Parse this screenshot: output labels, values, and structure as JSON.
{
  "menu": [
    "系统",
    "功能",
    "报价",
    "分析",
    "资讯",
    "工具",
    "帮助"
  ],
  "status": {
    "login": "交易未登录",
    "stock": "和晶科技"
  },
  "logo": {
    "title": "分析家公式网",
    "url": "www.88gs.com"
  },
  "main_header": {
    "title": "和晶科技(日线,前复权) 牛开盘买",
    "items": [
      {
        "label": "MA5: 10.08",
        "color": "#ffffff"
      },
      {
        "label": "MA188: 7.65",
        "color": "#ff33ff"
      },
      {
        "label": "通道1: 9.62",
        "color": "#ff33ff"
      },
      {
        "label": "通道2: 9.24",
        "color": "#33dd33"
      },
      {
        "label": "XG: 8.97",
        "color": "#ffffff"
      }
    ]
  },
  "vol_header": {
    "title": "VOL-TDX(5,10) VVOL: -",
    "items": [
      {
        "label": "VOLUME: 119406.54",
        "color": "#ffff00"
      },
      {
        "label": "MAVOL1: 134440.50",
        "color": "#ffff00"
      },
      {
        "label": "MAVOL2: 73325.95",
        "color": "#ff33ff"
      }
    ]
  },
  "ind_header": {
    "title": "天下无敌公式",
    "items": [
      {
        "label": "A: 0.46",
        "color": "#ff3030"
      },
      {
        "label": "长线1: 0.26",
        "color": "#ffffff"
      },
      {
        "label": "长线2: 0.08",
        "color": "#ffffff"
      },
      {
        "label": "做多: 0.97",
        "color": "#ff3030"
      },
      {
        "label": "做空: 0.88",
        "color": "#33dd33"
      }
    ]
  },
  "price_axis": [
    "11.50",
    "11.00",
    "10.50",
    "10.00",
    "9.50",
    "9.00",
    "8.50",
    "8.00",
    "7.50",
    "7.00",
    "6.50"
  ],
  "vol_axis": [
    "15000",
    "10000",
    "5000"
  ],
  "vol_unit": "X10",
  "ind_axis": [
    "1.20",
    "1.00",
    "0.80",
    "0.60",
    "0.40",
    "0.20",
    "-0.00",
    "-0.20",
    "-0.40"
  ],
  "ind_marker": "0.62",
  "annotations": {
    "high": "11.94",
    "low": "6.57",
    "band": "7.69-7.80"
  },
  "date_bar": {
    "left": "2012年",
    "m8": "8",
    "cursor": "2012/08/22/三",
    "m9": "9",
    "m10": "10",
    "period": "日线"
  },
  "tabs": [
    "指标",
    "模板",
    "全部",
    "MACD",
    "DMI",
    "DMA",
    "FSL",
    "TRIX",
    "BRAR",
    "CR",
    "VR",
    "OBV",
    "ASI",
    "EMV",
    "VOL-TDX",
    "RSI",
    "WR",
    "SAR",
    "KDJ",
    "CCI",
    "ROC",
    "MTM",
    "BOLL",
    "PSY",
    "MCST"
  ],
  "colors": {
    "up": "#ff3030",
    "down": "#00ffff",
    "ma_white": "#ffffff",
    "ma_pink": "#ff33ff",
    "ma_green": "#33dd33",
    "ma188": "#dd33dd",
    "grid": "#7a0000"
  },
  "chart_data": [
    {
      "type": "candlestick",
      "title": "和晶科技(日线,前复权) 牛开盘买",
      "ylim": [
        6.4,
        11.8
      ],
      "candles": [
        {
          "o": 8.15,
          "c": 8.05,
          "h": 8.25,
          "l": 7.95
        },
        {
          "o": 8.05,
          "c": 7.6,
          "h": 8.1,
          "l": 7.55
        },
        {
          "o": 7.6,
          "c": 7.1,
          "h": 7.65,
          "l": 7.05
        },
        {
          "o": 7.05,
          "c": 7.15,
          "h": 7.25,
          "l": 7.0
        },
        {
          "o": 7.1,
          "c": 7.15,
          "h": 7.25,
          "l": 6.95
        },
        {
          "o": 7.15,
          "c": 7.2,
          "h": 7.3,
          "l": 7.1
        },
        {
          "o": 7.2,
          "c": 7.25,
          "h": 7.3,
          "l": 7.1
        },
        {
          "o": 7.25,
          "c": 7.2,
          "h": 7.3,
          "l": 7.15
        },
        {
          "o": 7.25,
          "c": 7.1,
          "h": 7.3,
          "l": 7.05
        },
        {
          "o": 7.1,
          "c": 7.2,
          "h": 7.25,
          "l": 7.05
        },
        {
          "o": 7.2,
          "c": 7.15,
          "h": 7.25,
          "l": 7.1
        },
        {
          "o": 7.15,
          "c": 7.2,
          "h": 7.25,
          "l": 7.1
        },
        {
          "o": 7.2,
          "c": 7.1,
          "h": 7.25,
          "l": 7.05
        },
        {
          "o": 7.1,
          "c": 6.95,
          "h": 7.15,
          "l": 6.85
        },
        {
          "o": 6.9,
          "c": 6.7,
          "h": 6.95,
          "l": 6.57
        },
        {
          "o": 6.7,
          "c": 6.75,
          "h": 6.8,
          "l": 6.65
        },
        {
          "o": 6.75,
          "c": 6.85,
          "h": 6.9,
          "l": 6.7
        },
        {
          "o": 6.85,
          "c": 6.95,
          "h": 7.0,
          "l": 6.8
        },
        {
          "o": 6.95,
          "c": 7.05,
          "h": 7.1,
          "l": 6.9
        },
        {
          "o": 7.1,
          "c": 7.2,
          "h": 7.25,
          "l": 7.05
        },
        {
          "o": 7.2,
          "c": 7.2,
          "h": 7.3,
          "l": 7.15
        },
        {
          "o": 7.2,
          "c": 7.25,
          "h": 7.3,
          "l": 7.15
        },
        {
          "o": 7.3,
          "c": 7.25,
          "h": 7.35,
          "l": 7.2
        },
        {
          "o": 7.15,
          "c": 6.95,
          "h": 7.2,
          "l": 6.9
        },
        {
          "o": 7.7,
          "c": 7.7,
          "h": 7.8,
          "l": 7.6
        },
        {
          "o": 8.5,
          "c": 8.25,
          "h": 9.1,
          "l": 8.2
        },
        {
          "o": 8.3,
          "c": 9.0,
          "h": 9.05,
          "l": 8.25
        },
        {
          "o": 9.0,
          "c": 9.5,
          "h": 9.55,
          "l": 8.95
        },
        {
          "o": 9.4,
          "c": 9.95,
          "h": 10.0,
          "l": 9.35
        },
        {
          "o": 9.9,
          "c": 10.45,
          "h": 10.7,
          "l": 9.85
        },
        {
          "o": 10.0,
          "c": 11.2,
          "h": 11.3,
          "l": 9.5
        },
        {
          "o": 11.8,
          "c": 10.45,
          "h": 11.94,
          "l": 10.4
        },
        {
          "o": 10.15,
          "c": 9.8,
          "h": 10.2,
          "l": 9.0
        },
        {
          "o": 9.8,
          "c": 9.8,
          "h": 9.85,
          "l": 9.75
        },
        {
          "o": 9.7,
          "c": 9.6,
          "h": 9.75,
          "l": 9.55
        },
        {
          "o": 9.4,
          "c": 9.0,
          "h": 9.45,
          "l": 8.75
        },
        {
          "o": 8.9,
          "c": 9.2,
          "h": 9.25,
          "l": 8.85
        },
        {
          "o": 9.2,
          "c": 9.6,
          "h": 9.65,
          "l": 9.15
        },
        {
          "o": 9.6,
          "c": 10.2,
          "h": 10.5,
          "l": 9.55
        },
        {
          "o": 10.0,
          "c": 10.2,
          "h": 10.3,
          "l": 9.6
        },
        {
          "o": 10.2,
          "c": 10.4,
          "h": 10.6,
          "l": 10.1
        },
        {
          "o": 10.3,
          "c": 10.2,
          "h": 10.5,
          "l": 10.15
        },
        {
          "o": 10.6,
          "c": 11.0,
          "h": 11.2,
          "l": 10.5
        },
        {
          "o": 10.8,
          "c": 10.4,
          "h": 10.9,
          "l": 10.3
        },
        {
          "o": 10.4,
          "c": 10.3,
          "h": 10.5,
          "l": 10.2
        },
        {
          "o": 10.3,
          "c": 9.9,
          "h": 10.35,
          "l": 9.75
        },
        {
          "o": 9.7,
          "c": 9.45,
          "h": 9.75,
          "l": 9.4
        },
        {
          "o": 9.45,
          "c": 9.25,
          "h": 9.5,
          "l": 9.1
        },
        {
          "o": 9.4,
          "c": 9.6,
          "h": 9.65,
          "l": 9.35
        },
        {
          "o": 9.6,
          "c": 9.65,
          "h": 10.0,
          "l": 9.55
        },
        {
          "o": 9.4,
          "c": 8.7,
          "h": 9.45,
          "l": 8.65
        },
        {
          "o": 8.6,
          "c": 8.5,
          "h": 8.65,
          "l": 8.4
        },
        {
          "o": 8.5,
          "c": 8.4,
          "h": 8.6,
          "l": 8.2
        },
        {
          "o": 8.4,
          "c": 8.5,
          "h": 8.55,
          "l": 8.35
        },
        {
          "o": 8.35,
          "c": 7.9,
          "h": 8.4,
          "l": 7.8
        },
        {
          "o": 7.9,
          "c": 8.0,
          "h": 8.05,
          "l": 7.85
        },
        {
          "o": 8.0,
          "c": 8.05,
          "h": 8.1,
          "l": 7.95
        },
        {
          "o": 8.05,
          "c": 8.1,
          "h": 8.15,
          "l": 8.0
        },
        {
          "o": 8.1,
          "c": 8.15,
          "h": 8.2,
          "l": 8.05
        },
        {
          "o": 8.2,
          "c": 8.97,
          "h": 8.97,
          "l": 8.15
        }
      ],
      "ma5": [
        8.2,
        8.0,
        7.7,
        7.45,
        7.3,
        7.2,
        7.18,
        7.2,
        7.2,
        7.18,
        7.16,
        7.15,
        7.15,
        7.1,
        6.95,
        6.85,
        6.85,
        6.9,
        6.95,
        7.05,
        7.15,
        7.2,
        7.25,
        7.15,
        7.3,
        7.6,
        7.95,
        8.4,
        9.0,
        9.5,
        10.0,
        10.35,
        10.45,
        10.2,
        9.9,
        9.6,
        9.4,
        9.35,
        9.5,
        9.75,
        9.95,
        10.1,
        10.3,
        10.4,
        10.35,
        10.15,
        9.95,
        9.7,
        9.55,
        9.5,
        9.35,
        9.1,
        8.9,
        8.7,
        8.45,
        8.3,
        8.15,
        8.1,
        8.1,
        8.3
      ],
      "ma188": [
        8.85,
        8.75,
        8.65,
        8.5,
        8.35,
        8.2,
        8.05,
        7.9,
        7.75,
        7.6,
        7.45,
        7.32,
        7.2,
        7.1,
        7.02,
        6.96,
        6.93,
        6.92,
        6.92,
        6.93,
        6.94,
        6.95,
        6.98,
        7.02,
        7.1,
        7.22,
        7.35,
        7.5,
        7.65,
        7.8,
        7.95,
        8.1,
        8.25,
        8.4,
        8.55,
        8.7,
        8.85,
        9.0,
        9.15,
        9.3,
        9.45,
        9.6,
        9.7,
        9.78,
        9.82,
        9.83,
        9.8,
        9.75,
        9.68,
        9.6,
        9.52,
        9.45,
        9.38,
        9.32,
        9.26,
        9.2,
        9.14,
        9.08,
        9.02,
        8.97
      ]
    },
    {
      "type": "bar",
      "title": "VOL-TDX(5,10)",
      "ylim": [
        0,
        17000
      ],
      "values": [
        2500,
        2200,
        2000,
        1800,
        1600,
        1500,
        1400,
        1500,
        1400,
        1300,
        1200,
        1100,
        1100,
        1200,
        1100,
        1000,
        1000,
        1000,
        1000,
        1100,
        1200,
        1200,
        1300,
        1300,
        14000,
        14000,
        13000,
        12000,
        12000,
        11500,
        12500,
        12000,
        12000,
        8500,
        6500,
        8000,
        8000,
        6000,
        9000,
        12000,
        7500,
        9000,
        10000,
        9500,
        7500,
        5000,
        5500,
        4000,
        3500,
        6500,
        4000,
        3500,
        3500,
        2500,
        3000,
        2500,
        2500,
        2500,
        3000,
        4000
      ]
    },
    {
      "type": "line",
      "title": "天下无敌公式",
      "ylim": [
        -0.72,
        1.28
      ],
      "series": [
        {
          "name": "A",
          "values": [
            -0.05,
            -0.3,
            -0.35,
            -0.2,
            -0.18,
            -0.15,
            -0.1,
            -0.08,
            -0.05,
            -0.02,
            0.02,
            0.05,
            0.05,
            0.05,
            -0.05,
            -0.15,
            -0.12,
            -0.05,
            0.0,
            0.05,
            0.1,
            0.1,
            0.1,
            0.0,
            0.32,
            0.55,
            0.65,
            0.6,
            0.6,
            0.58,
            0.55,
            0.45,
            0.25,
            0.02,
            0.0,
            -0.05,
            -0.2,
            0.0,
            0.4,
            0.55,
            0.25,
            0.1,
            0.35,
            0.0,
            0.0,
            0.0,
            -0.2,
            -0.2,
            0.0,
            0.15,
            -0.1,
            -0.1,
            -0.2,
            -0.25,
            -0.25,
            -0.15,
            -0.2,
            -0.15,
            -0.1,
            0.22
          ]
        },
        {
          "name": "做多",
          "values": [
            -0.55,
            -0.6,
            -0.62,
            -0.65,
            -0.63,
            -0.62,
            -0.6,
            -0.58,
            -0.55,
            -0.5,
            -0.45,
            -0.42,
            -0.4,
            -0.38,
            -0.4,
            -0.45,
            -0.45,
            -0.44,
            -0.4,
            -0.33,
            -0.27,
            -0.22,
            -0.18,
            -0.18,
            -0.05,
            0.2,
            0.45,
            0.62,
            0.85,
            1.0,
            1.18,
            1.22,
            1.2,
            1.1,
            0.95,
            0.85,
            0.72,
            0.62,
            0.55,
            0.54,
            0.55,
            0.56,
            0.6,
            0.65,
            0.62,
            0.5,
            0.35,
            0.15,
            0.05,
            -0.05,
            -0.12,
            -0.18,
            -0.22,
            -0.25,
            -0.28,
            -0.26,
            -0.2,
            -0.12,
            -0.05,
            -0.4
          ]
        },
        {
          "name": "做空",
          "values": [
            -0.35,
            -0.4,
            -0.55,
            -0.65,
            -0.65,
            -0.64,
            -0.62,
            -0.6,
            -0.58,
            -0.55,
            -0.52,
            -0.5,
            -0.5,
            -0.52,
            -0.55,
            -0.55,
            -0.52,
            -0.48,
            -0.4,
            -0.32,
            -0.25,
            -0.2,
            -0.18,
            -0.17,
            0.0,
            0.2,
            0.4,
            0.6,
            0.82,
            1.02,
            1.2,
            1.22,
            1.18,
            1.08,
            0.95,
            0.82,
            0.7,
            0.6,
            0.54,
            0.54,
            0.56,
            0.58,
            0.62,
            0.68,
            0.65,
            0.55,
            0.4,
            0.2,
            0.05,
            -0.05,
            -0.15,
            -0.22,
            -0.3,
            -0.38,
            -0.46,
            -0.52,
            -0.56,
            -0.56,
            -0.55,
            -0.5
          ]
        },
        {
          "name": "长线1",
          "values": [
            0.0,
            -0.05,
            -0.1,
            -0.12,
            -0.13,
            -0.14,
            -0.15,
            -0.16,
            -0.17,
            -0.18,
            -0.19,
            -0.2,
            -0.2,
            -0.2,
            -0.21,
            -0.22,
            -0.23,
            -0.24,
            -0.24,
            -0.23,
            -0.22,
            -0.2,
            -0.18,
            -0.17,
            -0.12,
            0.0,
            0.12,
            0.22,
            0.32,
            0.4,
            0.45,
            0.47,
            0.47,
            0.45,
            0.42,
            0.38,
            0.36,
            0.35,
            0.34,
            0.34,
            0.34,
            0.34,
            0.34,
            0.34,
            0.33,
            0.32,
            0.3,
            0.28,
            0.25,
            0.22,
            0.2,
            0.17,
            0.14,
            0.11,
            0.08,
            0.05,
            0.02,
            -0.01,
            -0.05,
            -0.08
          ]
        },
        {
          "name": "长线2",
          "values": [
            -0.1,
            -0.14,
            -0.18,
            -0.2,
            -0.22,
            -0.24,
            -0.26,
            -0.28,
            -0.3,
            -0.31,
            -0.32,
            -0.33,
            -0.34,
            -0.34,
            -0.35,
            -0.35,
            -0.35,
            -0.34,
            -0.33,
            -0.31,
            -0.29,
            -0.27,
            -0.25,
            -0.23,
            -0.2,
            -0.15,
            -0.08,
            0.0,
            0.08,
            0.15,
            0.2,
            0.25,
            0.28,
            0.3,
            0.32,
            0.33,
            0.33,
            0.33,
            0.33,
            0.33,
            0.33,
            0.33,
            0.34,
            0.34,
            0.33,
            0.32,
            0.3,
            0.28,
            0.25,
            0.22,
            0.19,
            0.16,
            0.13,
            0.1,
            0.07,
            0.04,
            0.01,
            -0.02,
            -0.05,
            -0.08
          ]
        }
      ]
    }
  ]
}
◆ ◆ ◆ ◆
→ **Required work**
Count how many lines of the listing above include "type" and report that number alone.

→ **Solution for this problem**
3